## Start

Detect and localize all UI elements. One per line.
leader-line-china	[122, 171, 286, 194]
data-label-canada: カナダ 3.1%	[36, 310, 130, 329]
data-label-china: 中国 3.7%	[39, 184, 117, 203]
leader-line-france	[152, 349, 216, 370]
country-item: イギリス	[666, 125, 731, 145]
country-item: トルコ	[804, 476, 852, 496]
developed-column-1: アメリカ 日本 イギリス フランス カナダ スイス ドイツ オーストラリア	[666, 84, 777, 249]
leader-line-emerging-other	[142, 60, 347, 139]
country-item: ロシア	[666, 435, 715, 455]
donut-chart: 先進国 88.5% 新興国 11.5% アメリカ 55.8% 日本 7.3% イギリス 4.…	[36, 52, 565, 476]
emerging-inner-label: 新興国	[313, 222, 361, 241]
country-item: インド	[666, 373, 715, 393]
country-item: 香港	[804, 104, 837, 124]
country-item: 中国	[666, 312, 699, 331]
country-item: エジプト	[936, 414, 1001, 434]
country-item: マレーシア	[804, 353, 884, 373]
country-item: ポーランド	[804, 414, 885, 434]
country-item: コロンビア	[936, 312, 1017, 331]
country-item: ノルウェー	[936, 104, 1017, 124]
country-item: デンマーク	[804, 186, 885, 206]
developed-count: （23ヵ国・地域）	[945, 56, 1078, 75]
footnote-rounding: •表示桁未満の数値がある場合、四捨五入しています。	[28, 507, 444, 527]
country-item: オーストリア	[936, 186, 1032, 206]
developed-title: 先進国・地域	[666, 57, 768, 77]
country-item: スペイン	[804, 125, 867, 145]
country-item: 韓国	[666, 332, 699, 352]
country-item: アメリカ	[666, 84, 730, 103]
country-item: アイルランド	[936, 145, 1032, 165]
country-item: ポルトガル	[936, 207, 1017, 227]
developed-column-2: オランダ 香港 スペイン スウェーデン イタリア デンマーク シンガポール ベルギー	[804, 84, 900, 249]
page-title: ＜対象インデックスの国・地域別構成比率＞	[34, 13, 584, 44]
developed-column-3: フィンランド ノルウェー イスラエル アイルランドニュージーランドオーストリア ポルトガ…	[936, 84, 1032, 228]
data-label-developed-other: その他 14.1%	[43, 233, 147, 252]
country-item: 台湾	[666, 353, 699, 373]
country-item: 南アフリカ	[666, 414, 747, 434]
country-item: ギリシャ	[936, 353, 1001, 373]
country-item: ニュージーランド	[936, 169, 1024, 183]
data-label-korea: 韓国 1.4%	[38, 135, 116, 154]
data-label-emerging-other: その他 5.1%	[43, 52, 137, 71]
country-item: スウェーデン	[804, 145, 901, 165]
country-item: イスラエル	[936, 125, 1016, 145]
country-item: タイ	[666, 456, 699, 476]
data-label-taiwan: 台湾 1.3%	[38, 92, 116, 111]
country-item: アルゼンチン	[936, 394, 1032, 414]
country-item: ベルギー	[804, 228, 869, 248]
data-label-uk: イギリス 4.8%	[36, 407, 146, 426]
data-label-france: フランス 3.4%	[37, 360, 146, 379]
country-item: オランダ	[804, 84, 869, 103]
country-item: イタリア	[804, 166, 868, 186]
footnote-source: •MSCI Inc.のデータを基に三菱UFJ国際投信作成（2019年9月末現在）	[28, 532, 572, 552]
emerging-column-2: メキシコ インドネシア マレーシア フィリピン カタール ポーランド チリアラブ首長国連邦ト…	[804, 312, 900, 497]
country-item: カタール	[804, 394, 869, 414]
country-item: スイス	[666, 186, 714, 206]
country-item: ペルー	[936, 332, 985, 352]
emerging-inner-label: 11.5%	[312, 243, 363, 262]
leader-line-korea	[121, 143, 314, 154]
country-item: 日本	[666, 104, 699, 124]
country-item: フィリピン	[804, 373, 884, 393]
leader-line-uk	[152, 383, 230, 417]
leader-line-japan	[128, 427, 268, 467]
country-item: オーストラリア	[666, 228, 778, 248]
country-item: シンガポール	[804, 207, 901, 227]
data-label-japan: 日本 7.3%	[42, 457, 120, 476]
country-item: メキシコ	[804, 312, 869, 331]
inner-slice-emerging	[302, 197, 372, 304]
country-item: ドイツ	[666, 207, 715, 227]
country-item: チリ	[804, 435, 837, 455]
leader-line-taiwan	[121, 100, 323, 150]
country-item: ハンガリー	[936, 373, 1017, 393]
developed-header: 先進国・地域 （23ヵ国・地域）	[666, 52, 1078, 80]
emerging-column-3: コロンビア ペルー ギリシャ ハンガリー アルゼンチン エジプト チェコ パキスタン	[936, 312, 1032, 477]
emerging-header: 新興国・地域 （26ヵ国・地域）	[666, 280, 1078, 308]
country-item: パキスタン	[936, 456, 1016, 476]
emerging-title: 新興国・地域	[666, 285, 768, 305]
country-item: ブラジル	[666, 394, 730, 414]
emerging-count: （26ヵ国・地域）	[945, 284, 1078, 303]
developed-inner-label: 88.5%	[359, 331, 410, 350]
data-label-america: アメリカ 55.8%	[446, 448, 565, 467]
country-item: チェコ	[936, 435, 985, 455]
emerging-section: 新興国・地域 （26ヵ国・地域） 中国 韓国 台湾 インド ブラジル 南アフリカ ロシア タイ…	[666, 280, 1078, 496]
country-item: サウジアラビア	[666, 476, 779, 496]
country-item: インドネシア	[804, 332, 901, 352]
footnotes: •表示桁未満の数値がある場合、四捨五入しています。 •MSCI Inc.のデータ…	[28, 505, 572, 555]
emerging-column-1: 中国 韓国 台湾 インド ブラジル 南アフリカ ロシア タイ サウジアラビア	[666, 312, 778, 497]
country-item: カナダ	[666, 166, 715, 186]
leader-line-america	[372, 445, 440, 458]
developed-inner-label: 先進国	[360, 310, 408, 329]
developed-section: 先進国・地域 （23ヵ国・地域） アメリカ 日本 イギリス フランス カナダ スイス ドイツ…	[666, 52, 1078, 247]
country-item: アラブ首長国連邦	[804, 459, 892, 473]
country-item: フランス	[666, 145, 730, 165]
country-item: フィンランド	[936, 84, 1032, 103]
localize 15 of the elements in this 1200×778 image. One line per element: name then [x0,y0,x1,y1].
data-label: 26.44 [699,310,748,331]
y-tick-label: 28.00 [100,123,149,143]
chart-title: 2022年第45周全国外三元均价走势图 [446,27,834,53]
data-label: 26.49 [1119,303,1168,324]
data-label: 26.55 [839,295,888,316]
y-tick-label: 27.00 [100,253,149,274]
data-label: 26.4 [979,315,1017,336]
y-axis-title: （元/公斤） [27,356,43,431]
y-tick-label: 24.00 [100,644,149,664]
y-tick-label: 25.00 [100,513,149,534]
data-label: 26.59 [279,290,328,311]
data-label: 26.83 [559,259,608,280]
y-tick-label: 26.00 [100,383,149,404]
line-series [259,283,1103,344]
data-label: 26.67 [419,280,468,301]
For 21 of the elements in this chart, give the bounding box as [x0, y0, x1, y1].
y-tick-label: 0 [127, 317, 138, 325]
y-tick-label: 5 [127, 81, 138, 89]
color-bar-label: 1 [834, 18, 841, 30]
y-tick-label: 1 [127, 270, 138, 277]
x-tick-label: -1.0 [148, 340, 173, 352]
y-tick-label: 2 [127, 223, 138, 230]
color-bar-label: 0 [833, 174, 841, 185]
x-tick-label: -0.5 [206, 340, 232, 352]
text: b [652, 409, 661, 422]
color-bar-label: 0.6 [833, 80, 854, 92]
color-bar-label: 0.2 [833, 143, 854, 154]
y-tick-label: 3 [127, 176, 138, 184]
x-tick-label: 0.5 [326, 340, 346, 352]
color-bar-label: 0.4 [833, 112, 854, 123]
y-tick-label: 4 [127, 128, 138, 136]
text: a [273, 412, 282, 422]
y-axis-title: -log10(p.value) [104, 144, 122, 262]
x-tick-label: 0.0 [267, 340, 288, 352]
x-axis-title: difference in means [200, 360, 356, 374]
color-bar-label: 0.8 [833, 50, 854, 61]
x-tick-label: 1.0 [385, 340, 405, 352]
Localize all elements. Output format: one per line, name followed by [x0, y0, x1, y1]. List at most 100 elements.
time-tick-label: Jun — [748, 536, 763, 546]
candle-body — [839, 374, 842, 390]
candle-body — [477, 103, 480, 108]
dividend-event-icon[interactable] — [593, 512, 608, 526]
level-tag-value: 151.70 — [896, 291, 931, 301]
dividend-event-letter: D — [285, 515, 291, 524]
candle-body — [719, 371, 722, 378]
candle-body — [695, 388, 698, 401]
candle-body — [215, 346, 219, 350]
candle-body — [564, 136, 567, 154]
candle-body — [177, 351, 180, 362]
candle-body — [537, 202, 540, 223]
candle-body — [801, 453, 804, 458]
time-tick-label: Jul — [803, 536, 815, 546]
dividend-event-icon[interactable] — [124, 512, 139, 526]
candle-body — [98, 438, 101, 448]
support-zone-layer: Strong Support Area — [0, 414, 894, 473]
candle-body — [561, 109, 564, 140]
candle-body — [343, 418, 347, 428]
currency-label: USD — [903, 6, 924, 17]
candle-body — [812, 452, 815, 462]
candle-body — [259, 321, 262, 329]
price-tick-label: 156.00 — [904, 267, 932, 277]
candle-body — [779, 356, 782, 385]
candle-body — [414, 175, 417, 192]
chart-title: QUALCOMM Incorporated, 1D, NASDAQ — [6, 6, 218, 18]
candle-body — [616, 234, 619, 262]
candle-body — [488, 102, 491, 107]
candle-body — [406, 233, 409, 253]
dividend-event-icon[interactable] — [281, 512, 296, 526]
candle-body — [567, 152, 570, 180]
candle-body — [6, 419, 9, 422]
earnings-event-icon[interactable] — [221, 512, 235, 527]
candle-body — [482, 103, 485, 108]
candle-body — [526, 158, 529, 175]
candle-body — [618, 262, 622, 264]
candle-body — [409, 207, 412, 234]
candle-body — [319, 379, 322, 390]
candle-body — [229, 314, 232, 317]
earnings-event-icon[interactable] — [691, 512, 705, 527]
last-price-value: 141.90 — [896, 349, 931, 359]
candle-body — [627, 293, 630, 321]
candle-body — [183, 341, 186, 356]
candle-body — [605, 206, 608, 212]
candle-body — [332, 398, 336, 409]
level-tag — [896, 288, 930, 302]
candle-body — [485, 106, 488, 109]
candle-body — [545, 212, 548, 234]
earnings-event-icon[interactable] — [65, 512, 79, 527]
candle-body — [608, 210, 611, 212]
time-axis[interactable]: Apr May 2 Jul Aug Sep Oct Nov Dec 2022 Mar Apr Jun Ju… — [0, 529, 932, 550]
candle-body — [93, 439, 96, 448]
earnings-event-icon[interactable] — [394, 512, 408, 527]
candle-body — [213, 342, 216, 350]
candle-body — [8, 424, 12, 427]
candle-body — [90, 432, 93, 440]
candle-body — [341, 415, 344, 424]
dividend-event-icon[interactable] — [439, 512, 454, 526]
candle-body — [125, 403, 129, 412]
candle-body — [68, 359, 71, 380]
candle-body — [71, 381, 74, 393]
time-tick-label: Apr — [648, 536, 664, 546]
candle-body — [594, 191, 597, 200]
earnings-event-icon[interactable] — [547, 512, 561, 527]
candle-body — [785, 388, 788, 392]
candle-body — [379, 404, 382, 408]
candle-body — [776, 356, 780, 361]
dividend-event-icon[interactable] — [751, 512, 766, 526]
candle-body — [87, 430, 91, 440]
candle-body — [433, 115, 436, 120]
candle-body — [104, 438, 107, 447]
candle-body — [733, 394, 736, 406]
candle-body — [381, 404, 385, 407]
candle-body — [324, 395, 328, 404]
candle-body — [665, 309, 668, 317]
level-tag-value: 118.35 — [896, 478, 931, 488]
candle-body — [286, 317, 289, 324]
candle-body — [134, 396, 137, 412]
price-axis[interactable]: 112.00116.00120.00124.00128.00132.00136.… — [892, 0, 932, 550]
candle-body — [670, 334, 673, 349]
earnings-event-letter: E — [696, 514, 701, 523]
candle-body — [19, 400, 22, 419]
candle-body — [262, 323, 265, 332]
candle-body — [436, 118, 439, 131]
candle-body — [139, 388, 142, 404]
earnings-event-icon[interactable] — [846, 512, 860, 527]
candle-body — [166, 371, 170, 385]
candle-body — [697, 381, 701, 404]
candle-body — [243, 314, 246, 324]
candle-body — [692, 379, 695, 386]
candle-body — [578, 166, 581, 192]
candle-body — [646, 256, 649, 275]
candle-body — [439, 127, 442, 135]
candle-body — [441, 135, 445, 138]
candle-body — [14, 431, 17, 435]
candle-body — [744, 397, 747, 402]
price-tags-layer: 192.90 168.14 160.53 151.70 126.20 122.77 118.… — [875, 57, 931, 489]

## End

What is needed - Can you transcribe the entries character for character, from the first line through the line containing "186, 1032, 206]", with both ends included?

The response -
Detect and localize all UI elements. One per line.
leader-line-china	[122, 171, 286, 194]
data-label-canada: カナダ 3.1%	[36, 310, 130, 329]
data-label-china: 中国 3.7%	[39, 184, 117, 203]
leader-line-france	[152, 349, 216, 370]
country-item: イギリス	[666, 125, 731, 145]
country-item: トルコ	[804, 476, 852, 496]
developed-column-1: アメリカ 日本 イギリス フランス カナダ スイス ドイツ オーストラリア	[666, 84, 777, 249]
leader-line-emerging-other	[142, 60, 347, 139]
country-item: ロシア	[666, 435, 715, 455]
donut-chart: 先進国 88.5% 新興国 11.5% アメリカ 55.8% 日本 7.3% イギリス 4.…	[36, 52, 565, 476]
emerging-inner-label: 新興国	[313, 222, 361, 241]
country-item: インド	[666, 373, 715, 393]
country-item: 香港	[804, 104, 837, 124]
country-item: 中国	[666, 312, 699, 331]
country-item: エジプト	[936, 414, 1001, 434]
country-item: マレーシア	[804, 353, 884, 373]
country-item: ポーランド	[804, 414, 885, 434]
country-item: コロンビア	[936, 312, 1017, 331]
country-item: ノルウェー	[936, 104, 1017, 124]
country-item: デンマーク	[804, 186, 885, 206]
developed-count: （23ヵ国・地域）	[945, 56, 1078, 75]
footnote-rounding: •表示桁未満の数値がある場合、四捨五入しています。	[28, 507, 444, 527]
country-item: オーストリア	[936, 186, 1032, 206]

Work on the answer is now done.